Recensies boeken

Goud en Indianen. Het journaal van Hendrick Brouwers expeditie naar Chili in 1643.

18 februari 2016

Auteur: Jan de Kievid

De Nederlander Hendrick Brouwer (1581-1643) is een bekende naam in het regionale museum van Ancud op het eiland Chiloé, ruim duizend kilometer ten zuiden van Santiago. Een fraaie expositie met documenten, tekeningen, landkaarten en andere voorwerpen toont expedities van Nederlandse zeelieden, aangeduid als kapers, naar het eiland. De eerste was in 1600, de tweede in 1643 onder leiding van Brouwer, naar wie daar destijds een Brouwershaven werd genoemd.

Brouwers reisverslag is eind 2015 met als titel Goud en Indianen integraal uitgegeven en uitgebreid ingeleid door de pas gepensioneerde Leidse hoogleraar Zeegeschiedenis Henk den Heijer. Al in 1646 verscheen in Amsterdam een bewerkte en sterk verkorte versie van het verslag, dat in 1649 ook in het Duits, in 1732 in het Engels en in 1892 en 1923 in het Spaans in Chili werd uitgegeven. Den Heijer heeft niet opnieuw de boektekst van 1646, maar voor het eerst het veel uitgebreidere geschreven reisverslag bij Walburg Pers uitgegeven, aangevuld met een paar andere documenten. Alles in de originele spelling, gelukkig met verklarende noten.

De expeditie paste binnen de Nederlandse politiek van overzeese expansie. De West-Indische Compagnie (WIC) had een kolonie gesticht in noordoost Brazilië rond Recife en wilde haar gebied uitbreiden aan de westkust van Zuid-Amerika. Daarvoor moest in de Spaanse kolonie Chili een bruggenhoofd gevestigd worden: als basis voor handel en goudwinning én om de positie en inkomsten van de Spanjaarden – in oorlog met de Nederlandse Republiek – aan te tasten. Mogelijk zou de Spaanse geldbron bij uitstek, de rijke zilvermijnen van Potosí in het huidige Bolivia, veroverd kunnen worden.

» **Geëxtraheerde rijen**
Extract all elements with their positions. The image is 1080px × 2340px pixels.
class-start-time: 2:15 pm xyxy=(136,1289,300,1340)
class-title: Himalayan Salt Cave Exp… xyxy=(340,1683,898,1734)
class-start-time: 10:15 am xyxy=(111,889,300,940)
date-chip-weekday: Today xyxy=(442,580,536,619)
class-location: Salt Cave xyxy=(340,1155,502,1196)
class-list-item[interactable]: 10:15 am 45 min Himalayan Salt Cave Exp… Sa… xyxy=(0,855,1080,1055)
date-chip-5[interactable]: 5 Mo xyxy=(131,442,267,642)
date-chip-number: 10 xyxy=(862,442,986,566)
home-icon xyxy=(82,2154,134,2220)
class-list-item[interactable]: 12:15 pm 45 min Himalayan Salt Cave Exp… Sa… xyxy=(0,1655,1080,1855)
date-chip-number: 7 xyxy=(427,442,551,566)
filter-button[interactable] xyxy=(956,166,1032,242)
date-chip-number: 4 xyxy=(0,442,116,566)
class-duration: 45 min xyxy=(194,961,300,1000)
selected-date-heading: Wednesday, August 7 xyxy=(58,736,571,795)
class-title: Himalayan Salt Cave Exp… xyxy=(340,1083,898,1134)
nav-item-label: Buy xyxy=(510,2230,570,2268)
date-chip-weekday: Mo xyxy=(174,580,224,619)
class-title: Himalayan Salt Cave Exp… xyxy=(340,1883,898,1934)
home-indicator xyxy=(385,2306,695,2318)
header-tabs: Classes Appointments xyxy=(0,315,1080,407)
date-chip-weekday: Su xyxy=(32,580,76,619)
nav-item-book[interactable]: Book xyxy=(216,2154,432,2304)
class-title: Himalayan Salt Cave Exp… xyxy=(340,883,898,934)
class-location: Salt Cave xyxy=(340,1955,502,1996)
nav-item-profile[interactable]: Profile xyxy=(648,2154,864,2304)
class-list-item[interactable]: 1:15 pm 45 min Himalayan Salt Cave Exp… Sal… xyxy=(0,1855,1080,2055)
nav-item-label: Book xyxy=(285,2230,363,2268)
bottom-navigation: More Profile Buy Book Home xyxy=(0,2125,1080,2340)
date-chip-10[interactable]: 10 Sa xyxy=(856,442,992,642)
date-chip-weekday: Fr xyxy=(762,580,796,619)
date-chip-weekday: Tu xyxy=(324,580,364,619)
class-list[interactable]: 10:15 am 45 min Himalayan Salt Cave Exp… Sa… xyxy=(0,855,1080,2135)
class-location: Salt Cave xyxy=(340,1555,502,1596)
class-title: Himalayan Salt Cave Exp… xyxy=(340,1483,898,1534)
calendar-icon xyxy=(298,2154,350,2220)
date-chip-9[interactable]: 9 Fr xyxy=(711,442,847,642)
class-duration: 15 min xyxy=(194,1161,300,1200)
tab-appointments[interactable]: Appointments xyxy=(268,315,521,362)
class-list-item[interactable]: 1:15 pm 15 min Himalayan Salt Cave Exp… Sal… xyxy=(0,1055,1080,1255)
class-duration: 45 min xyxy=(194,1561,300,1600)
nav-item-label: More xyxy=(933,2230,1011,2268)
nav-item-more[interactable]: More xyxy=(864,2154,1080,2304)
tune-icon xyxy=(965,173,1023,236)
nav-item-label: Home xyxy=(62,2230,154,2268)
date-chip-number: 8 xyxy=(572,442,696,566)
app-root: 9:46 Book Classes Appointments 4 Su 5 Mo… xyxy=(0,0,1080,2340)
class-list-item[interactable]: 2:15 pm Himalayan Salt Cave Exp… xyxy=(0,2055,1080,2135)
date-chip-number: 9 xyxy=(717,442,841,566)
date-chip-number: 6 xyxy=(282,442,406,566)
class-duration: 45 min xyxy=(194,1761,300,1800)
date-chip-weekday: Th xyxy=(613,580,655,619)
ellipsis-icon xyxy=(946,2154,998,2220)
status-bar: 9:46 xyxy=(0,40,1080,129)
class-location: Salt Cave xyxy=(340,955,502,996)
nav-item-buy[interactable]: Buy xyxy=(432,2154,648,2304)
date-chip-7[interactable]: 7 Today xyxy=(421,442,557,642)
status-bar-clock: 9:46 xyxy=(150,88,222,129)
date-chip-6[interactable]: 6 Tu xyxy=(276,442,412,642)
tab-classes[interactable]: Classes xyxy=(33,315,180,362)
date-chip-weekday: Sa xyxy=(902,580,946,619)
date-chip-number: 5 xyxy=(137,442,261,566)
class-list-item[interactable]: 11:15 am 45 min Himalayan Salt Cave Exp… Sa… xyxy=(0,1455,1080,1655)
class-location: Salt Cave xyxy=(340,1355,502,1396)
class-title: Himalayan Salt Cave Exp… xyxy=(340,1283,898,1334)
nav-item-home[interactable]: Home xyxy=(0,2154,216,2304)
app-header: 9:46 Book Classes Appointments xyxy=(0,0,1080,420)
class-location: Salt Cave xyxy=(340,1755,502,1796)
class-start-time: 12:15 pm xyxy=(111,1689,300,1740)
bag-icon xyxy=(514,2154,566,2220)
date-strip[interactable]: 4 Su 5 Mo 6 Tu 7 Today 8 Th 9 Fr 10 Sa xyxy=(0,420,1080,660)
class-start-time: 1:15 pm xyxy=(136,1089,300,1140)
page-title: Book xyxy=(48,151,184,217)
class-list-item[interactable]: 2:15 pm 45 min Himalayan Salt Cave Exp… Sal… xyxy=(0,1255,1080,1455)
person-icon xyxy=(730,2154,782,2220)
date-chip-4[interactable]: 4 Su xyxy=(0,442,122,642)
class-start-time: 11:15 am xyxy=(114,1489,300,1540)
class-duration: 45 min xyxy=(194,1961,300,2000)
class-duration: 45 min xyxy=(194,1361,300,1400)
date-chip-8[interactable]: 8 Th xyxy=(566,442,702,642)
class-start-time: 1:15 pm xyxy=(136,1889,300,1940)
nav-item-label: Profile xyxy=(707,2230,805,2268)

» **Opdrachten**
A – Neem de rijen over van de eerste rij tot en met de rij met "home-indicator xyxy=(385,2306,695,2318)", maar vervang daarin "Salt Cave" door "Zoutgrot" en laat al het andere ongewijzigd.
B – Schrijf een vervolg op de boekbespreking over Brouwers expeditie naar Chili, te beginnen na de laatste zin.
De boekbespreking en de rijen hebben niets met elkaar te maken.

» **Antwoorden**
A –
Extract all elements with their positions. The image is 1080px × 2340px pixels.
class-start-time: 2:15 pm xyxy=(136,1289,300,1340)
class-title: Himalayan Zoutgrot Exp… xyxy=(340,1683,898,1734)
class-start-time: 10:15 am xyxy=(111,889,300,940)
date-chip-weekday: Today xyxy=(442,580,536,619)
class-location: Zoutgrot xyxy=(340,1155,502,1196)
class-list-item[interactable]: 10:15 am 45 min Himalayan Zoutgrot Exp… Sa… xyxy=(0,855,1080,1055)
date-chip-5[interactable]: 5 Mo xyxy=(131,442,267,642)
date-chip-number: 10 xyxy=(862,442,986,566)
home-icon xyxy=(82,2154,134,2220)
class-list-item[interactable]: 12:15 pm 45 min Himalayan Zoutgrot Exp… Sa… xyxy=(0,1655,1080,1855)
date-chip-number: 7 xyxy=(427,442,551,566)
filter-button[interactable] xyxy=(956,166,1032,242)
date-chip-number: 4 xyxy=(0,442,116,566)
class-duration: 45 min xyxy=(194,961,300,1000)
selected-date-heading: Wednesday, August 7 xyxy=(58,736,571,795)
class-title: Himalayan Zoutgrot Exp… xyxy=(340,1083,898,1134)
nav-item-label: Buy xyxy=(510,2230,570,2268)
date-chip-weekday: Mo xyxy=(174,580,224,619)
class-title: Himalayan Zoutgrot Exp… xyxy=(340,1883,898,1934)
home-indicator xyxy=(385,2306,695,2318)

B –
“Valiante daden”

Brouwer krijgt uitgebreide instructies van de WIC-leiding. Hij moet de indiaanse leiders duidelijk maken dat hij “hunne valiante daden jnden oorloge… zedert het jaer 1555 tegen de Spagnaerden” waardeert en erop wijzen dat Nederland ook “omtrent 80 jaren tegens de Spagnaerden heeft geoorlocht om der selver vrijheijt.” Een mooie basis voor een bondgenootschap. Brouwer moet de “Chilesen”, zoals de indianen worden genoemd, wapens verkopen, tegen voedsel of goud, om de Spanjaarden uit Chili te verdrijven. Hij moet de verlaten stad Valdivia (in de tekst Baldivia) opnieuw versterken en als uitgangspunt gebruiken. En natuurlijk onderzoeken hoe er zo veel mogelijk goud, “dat gedacht wert daer overvloedich te sijn”, gehaald kan worden. Brouwer moet ook de “ware gereformeerde religie in die quartieren” bevorderen en “alle heijdensche blintheijt ende superstitiën des pausdoms” wegnemen. Daarover lezen we in het verslag niks meer, wel over goud.

Zeemanskunst

De ervaren zeevaarder en bestuurder Brouwer, eerder gouverneur van Oost-Indië, vertrekt half januari 1643 uit Recife met vijf schepen met 656 mensen: de helft bemanning en de helft soldaten. We lezen uitgebreid over hevige stormen, ontberingen en de communicatie tussen de schepen die elkaar regelmatig uit zicht verliezen. Het ronden van Kaap Hoorn vereist veel zeemanskunst. Als het kouder wordt, daalt het rantsoen drinkwater, maar gaat dat van wijn en brandewijn omhoog.

Eind april bereiken ze het door de Spanjaarden gecontroleerde Chileense eiland Chiloé. Meteen doorvaren naar Valdivia is onmogelijk. De schepen moeten worden gerepareerd en de Hollanders moeten eerst vriendschap sluiten met de “Chilesen” om tegen de Spanjaarden te vechten. Lange tijd zitten ze letterlijk en figuurlijk in de mist. Op een eiland met een oppervlakte van een vijfde van Nederland met een paar duizend inwoners zien ze af en toe mensen die zich snel uit de voeten maken. Ze pakken een “Chilees” op om informatie te verzamelen, maar die kent alleen z’n eigen taal. Bij schermutselingen met Spaanse soldaten vallen een paar doden. De Nederlanders verwoesten het verlaten hoofdstadje Castro.

“Quade weer van storm”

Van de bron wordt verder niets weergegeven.